What to do: Each line that includes the word "caliente" counts once; give the total and nothing more.

Collected data:
☆ ☆ ☆ ☆

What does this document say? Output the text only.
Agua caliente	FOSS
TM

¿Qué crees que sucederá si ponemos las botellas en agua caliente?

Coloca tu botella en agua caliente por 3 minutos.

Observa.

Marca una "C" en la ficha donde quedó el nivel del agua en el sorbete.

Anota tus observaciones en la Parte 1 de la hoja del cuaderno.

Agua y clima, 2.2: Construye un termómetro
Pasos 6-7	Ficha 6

☆ ☆ ☆ ☆

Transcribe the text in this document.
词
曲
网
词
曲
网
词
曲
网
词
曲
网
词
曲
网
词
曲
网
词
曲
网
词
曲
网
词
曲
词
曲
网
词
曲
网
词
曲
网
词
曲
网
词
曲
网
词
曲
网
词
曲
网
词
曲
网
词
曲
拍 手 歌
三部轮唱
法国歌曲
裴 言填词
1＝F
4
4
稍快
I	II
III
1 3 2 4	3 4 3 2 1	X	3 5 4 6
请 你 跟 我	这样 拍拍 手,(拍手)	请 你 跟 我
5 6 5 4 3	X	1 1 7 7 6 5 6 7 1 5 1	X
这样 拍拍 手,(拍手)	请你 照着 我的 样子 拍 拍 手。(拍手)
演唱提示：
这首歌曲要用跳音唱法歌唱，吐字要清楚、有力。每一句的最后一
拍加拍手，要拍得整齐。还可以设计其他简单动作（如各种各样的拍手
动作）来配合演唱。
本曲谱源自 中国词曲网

☆ ☆ ☆ ☆

Finished exercise: 3